_EXERCISE REQUIREMENTS_
Repeat the listing in full. Nothing may be added or left out.

======== EXERCISE MATERIAL ========

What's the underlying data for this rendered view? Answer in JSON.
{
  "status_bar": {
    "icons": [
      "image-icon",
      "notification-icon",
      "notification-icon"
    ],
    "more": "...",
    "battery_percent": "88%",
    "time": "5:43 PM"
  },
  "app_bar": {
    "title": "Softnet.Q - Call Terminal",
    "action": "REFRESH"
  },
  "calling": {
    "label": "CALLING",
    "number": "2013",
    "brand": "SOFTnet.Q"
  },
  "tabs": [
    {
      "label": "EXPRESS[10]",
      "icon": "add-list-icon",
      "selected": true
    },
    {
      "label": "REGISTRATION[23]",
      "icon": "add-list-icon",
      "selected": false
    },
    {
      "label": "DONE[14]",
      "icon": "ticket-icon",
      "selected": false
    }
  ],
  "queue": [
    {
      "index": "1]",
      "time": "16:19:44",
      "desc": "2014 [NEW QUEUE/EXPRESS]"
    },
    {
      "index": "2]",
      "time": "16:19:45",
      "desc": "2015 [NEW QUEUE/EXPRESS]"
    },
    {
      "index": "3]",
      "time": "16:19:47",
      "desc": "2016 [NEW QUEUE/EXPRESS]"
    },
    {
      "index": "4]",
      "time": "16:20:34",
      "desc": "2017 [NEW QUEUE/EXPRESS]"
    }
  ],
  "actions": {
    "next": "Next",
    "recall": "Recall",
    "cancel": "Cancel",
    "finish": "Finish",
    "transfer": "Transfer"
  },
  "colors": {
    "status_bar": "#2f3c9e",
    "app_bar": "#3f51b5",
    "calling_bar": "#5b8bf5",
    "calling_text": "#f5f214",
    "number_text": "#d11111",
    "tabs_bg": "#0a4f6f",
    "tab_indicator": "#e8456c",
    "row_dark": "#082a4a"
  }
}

========

_ANSWER TO THIS EXERCISE_
What's the underlying data for this rendered view? Answer in JSON.
{
  "status_bar": {
    "icons": [
      "image-icon",
      "notification-icon",
      "notification-icon"
    ],
    "more": "...",
    "battery_percent": "88%",
    "time": "5:43 PM"
  },
  "app_bar": {
    "title": "Softnet.Q - Call Terminal",
    "action": "REFRESH"
  },
  "calling": {
    "label": "CALLING",
    "number": "2013",
    "brand": "SOFTnet.Q"
  },
  "tabs": [
    {
      "label": "EXPRESS[10]",
      "icon": "add-list-icon",
      "selected": true
    },
    {
      "label": "REGISTRATION[23]",
      "icon": "add-list-icon",
      "selected": false
    },
    {
      "label": "DONE[14]",
      "icon": "ticket-icon",
      "selected": false
    }
  ],
  "queue": [
    {
      "index": "1]",
      "time": "16:19:44",
      "desc": "2014 [NEW QUEUE/EXPRESS]"
    },
    {
      "index": "2]",
      "time": "16:19:45",
      "desc": "2015 [NEW QUEUE/EXPRESS]"
    },
    {
      "index": "3]",
      "time": "16:19:47",
      "desc": "2016 [NEW QUEUE/EXPRESS]"
    },
    {
      "index": "4]",
      "time": "16:20:34",
      "desc": "2017 [NEW QUEUE/EXPRESS]"
    }
  ],
  "actions": {
    "next": "Next",
    "recall": "Recall",
    "cancel": "Cancel",
    "finish": "Finish",
    "transfer": "Transfer"
  },
  "colors": {
    "status_bar": "#2f3c9e",
    "app_bar": "#3f51b5",
    "calling_bar": "#5b8bf5",
    "calling_text": "#f5f214",
    "number_text": "#d11111",
    "tabs_bg": "#0a4f6f",
    "tab_indicator": "#e8456c",
    "row_dark": "#082a4a"
  }
}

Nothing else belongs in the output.